| WHAT TO WORK ON |
1. In the passage about Volunteer, what Japanese expression was the Korean word marŭm translated as in the subtitles?
2. Decide whether each statement agrees with the passage about Volunteer: (a) The original text by Pak Yŏng-hŭi still exists today. (b) Tŏk-sam reads the landlord's letter aloud in Korean. (c) The movie-story lost its popularity once sound film replaced silent film. Answer yes or no for each, quoting the words of the passage that decide it.
3. Repeat the part of the passage about Volunteer starting with "Five Levels of" and going on through "(namely, Kokumin shinpō)".

| PASSAGE |

=-=-=

Five Levels of the Text of Volunteer
First, let us remember that the film's text existed in several forms. At least five different forms of the text can be identified:
1. The original script, written by Pak Yŏng-hŭi
2. The movie-story, as published in Kankō Chōsen
3. The oral performance, seen on-screen in the movie theater
4. The Japanese subtitles on the movie screen
5. The film-on-paper, as reconstructed in the print medium (namely, Kokumin shinpō)
The first form is the original text by Pak Yŏng-hŭi, a former KAPF member and writer of proletariat literature, on which the film script was [End Page 51] based; it is the most authoritative text, made before the film was completed. Since this text does not, to my knowledge, exist today, it is hard to discuss it. However, it is possible that Pak Yŏng-hŭi had the film in mind when he wrote the novel. The second form of the text was a three-page article published in Kankō Chōsen. The "movie-story" is a literary genre that appeared for the first time with the advent of films and had its origins in the "movie commentary" performed by a benshi (silent-film narrator), a unique figure in the history of East Asian cinematic history. In the era of silent films, the narration skill of the benshi had tremendous influence on a film's box office receipts; therefore, many theaters competed to sign exclusive contracts with popular narrators.21 During this period it was impossible to enjoy a film after its run in the theaters, so record companies released highlight albums of movie commentaries on standard-playing records for those who wanted to listen to benshi narration. Similarly, the movie-story, which was the printed version of the popular narration of the benshi published in magazines or newspapers, formed a unique, hybrid literary genre.22 Even after the era of silent film gave way to sound film, the movie-story remained popular, a legacy of the tradition of film consumption mediated by the benshi.
The third form of the text is that which audiences at the time encountered on the theater screen, with the text audible through recitation by the characters, and which is now available in the DVD edition of the film. In the case of Volunteer, most of the lines are in Korean, which may not be noteworthy since many characters, including the protagonist, are ethnically Korean. However, some of the lines are, significantly, rendered in Japanese, such as in the scenes in which Ch'un-ho and the village chief discuss the volunteer system. Japanese characters also appear in official spaces, such as on posters hung in the streets of Seoul in the war footage and on placards advertising an official lecture. Interestingly, the use of the Korean and Japanese languages in media and communications such as telegrams and letters changes to cater to the particular class or gender of the speaker. For instance, Ch'un-ho reads out loud in Japanese the telegram from the landlord in Seoul that was written in Japanese; this shows that Ch'un-ho, a middle-school dropout, has some ability to read Japanese. In contrast, when Tŏk-sam receives a letter from the landlord, he reads it aloud in Korean. This is presumably because Tŏk-sam is a middle-aged farmer who has little knowledge of Japanese.23
The fourth form of the text is comprised of the Japanese subtitles, created [End Page 52] for the imperial target of the Korean film. The subtitles were written at a time of diglossia, when the Korean and Japanese languages coexisted in a hierarchical relation, differentiated into oral and written levels.24 Most Japanese who did not understand Korean would have received the film through its subtitled script. In the process of translation, the vocabulary related to the historical and cultural particularities of Korean was often translated into general, concise Japanese.25 For example, the Korean word marŭm, which means "an agent supervising tenants for an absentee landlord," was translated as tochi kanrinin , the Japanese expression meaning "land manager." Ch'imakkam , the Korean word for textiles used in women and girls' clothing, is smoothly translated into the Japanese word habutae (), which means "Japanese traditional costume."26 Excessive localization in the translation is not confined to vocabulary. In the case of Pun-ok, the female protagonist who epitomizes the traditional Korean woman, her lines are recreated in the Japanese subtitles in an eloquent, feminine style.

=-=-=

| GIVEN DATA |

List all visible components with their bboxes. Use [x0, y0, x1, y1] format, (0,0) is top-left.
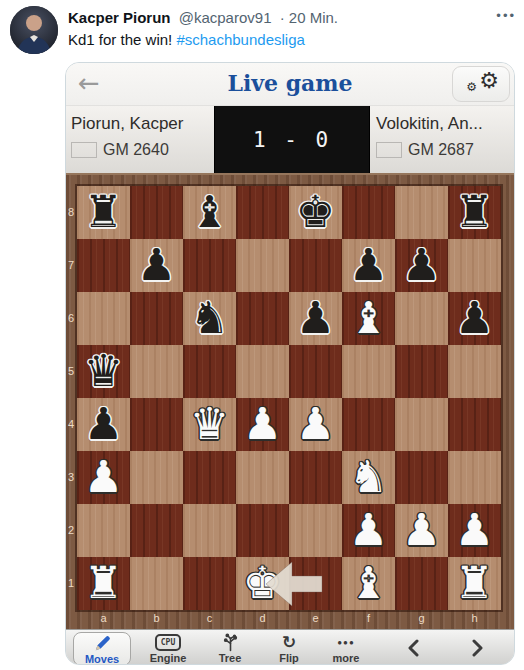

=-=-=

| OUTPUTS IN ORDER |
1. It was translated as tochi kanrinin, meaning "land manager."

2.
(a) No: "Since this text does not, to my knowledge, exist today"
(b) Yes: "when Tŏk-sam receives a letter from the landlord, he reads it aloud in Korean"
(c) No: "Even after the era of silent film gave way to sound film, the movie-story remained popular"

3.
Five Levels of the Text of Volunteer
First, let us remember that the film's text existed in several forms. At least five different forms of the text can be identified:
1. The original script, written by Pak Yŏng-hŭi
2. The movie-story, as published in Kankō Chōsen
3. The oral performance, seen on-screen in the movie theater
4. The Japanese subtitles on the movie screen
5. The film-on-paper, as reconstructed in the print medium (namely, Kokumin shinpō)